→ **WHAT THIS TASK INVOLVES**
Would you please transcribe the data in full and exactly, excluding images?
** SUPPLIED DATA follows **
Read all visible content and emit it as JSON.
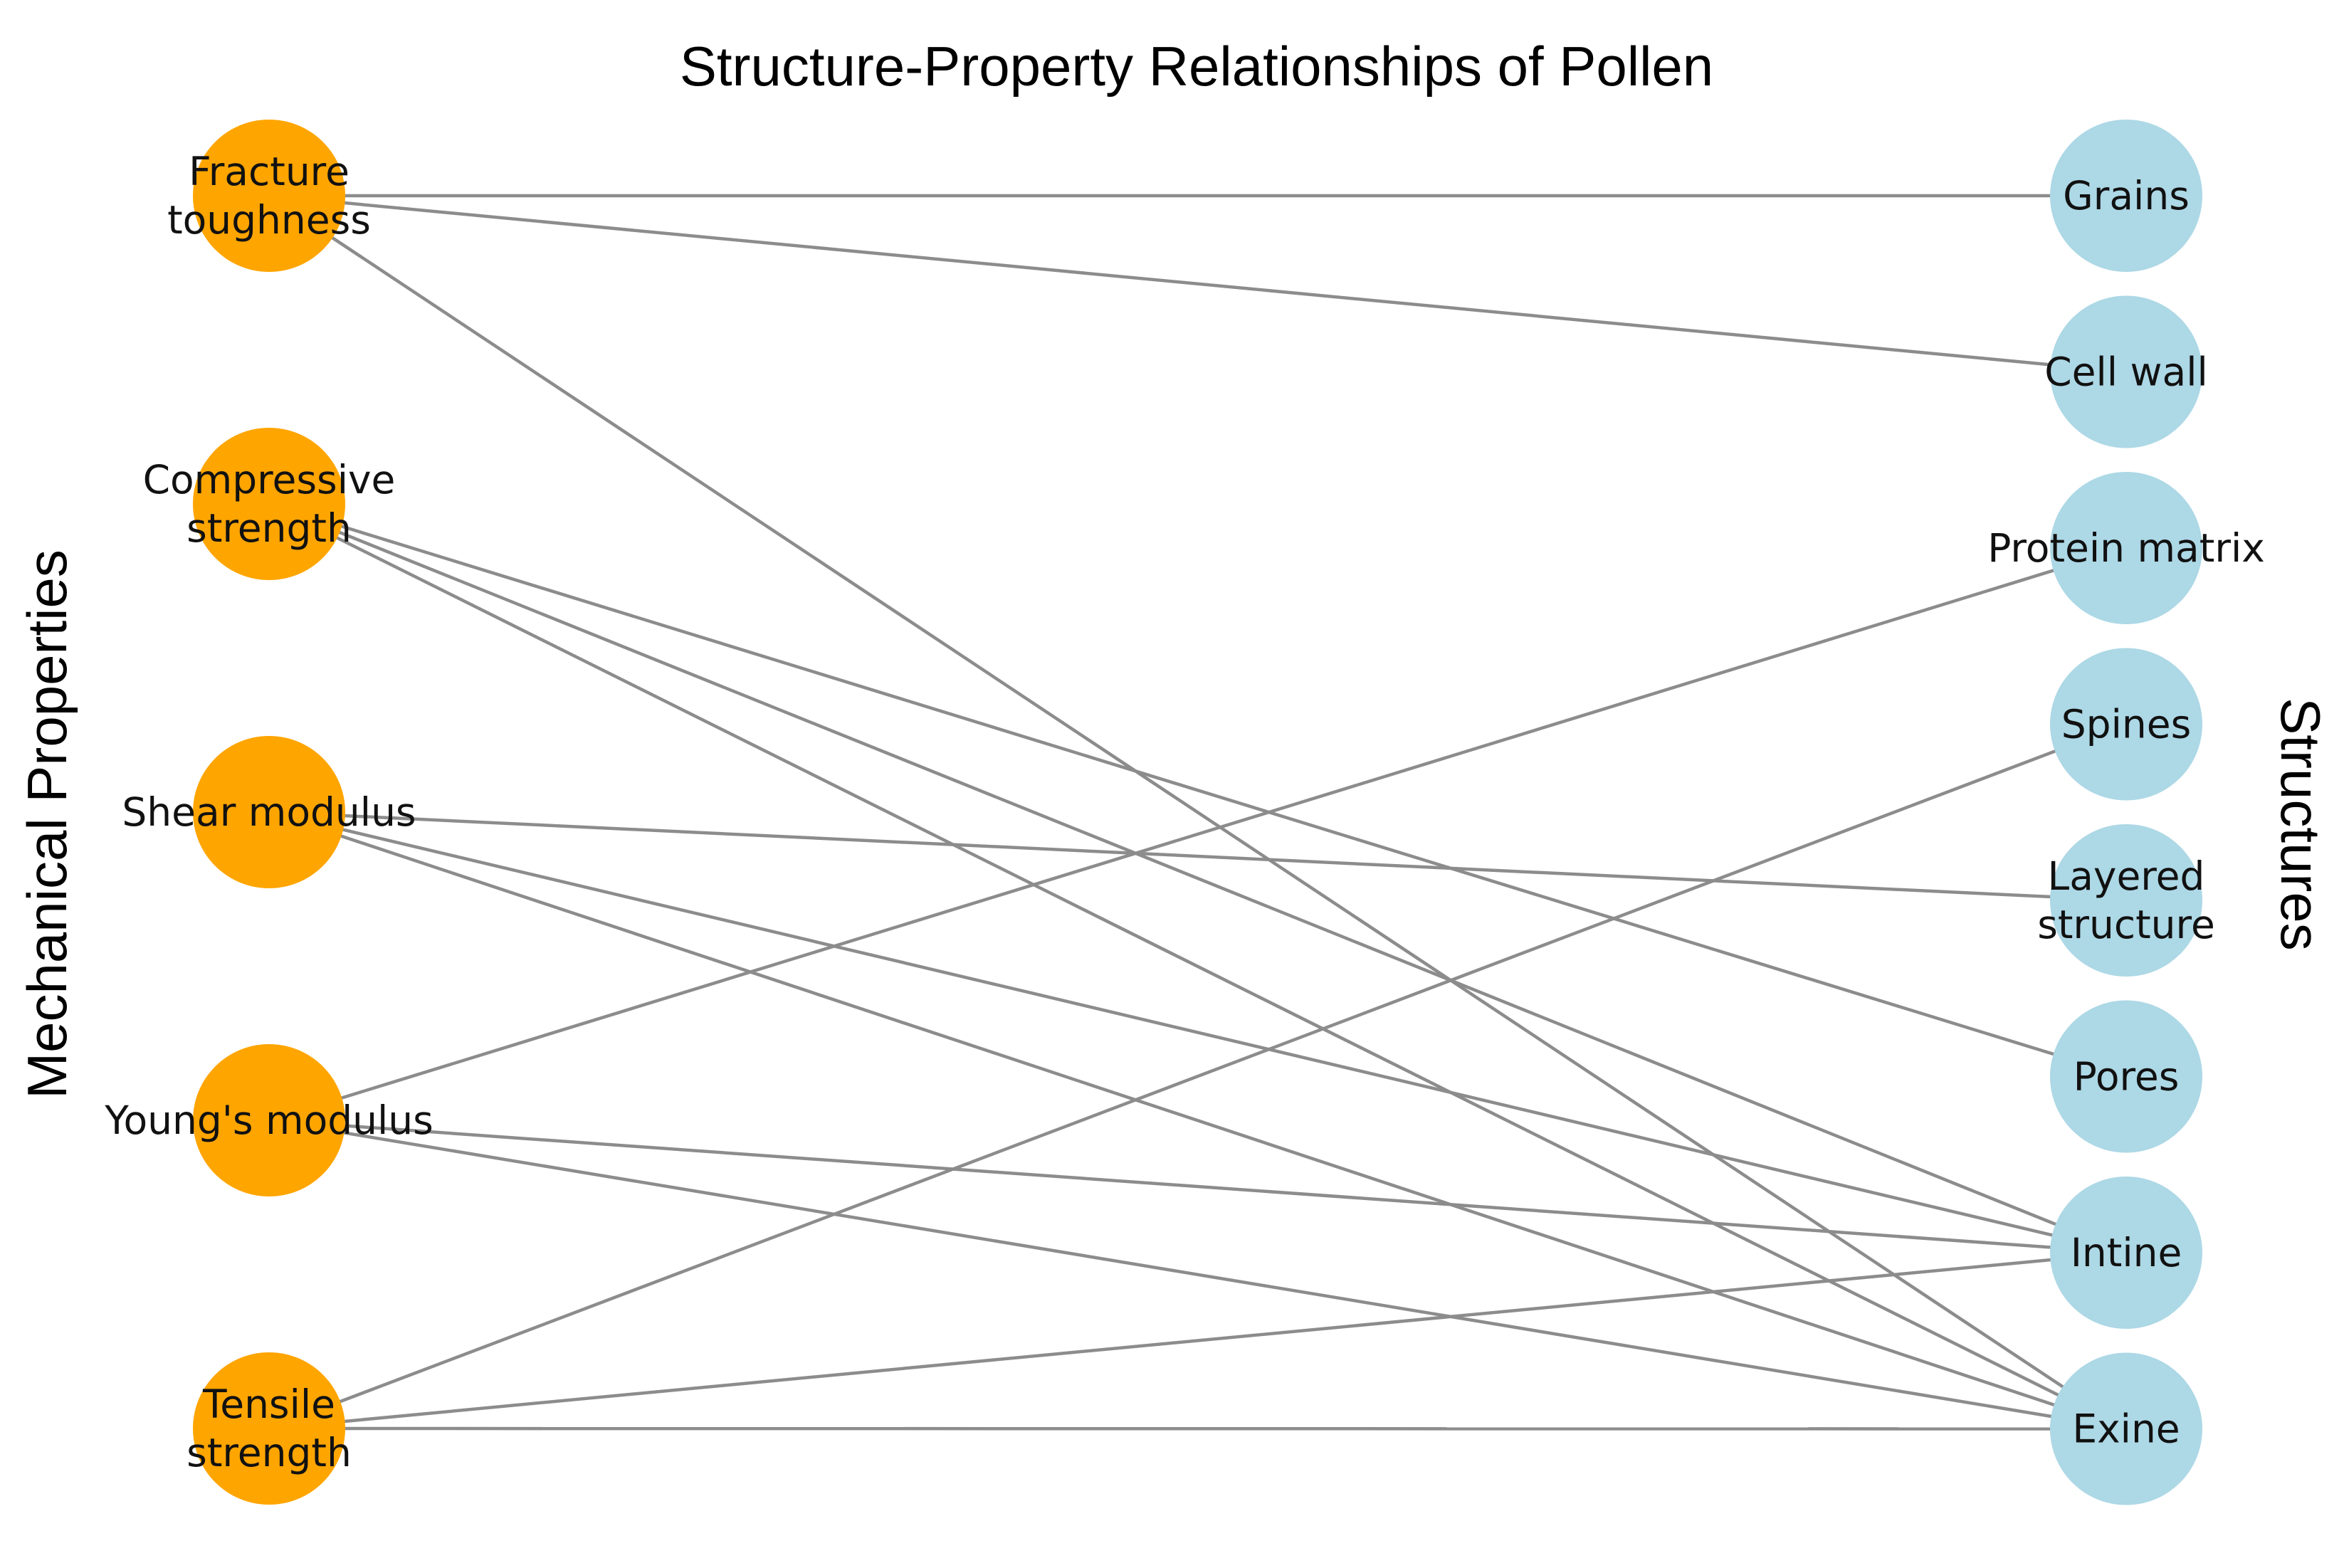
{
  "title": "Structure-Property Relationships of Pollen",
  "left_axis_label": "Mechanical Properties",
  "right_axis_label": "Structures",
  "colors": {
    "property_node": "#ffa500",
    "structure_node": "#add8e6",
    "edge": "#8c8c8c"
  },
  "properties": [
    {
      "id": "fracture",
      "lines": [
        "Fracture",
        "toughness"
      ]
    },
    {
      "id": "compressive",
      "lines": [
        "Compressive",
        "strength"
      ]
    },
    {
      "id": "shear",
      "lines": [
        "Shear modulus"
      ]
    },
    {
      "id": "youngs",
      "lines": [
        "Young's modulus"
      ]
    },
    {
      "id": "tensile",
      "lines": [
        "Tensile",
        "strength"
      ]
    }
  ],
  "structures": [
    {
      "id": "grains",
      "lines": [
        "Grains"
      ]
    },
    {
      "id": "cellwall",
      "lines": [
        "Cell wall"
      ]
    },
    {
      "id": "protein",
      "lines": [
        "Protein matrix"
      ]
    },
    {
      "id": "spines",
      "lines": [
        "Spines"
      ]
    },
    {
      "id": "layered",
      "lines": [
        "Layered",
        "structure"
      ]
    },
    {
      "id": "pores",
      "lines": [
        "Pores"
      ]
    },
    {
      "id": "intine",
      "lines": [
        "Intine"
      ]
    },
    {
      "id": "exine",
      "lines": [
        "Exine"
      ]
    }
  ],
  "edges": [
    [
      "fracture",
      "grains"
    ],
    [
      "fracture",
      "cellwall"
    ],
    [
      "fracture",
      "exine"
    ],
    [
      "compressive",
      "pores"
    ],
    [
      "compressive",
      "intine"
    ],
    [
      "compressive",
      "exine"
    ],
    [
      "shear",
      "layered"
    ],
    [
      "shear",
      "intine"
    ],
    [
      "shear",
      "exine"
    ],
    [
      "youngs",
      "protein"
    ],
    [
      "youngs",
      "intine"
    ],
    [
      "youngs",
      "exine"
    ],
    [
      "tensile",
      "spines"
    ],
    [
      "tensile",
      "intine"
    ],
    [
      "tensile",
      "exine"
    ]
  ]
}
** End of SUPPLIED DATA **
→ **ANSWER BOX**
Read all visible content and emit it as JSON.
{
  "title": "Structure-Property Relationships of Pollen",
  "left_axis_label": "Mechanical Properties",
  "right_axis_label": "Structures",
  "colors": {
    "property_node": "#ffa500",
    "structure_node": "#add8e6",
    "edge": "#8c8c8c"
  },
  "properties": [
    {
      "id": "fracture",
      "lines": [
        "Fracture",
        "toughness"
      ]
    },
    {
      "id": "compressive",
      "lines": [
        "Compressive",
        "strength"
      ]
    },
    {
      "id": "shear",
      "lines": [
        "Shear modulus"
      ]
    },
    {
      "id": "youngs",
      "lines": [
        "Young's modulus"
      ]
    },
    {
      "id": "tensile",
      "lines": [
        "Tensile",
        "strength"
      ]
    }
  ],
  "structures": [
    {
      "id": "grains",
      "lines": [
        "Grains"
      ]
    },
    {
      "id": "cellwall",
      "lines": [
        "Cell wall"
      ]
    },
    {
      "id": "protein",
      "lines": [
        "Protein matrix"
      ]
    },
    {
      "id": "spines",
      "lines": [
        "Spines"
      ]
    },
    {
      "id": "layered",
      "lines": [
        "Layered",
        "structure"
      ]
    },
    {
      "id": "pores",
      "lines": [
        "Pores"
      ]
    },
    {
      "id": "intine",
      "lines": [
        "Intine"
      ]
    },
    {
      "id": "exine",
      "lines": [
        "Exine"
      ]
    }
  ],
  "edges": [
    [
      "fracture",
      "grains"
    ],
    [
      "fracture",
      "cellwall"
    ],
    [
      "fracture",
      "exine"
    ],
    [
      "compressive",
      "pores"
    ],
    [
      "compressive",
      "intine"
    ],
    [
      "compressive",
      "exine"
    ],
    [
      "shear",
      "layered"
    ],
    [
      "shear",
      "intine"
    ],
    [
      "shear",
      "exine"
    ],
    [
      "youngs",
      "protein"
    ],
    [
      "youngs",
      "intine"
    ],
    [
      "youngs",
      "exine"
    ],
    [
      "tensile",
      "spines"
    ],
    [
      "tensile",
      "intine"
    ],
    [
      "tensile",
      "exine"
    ]
  ]
}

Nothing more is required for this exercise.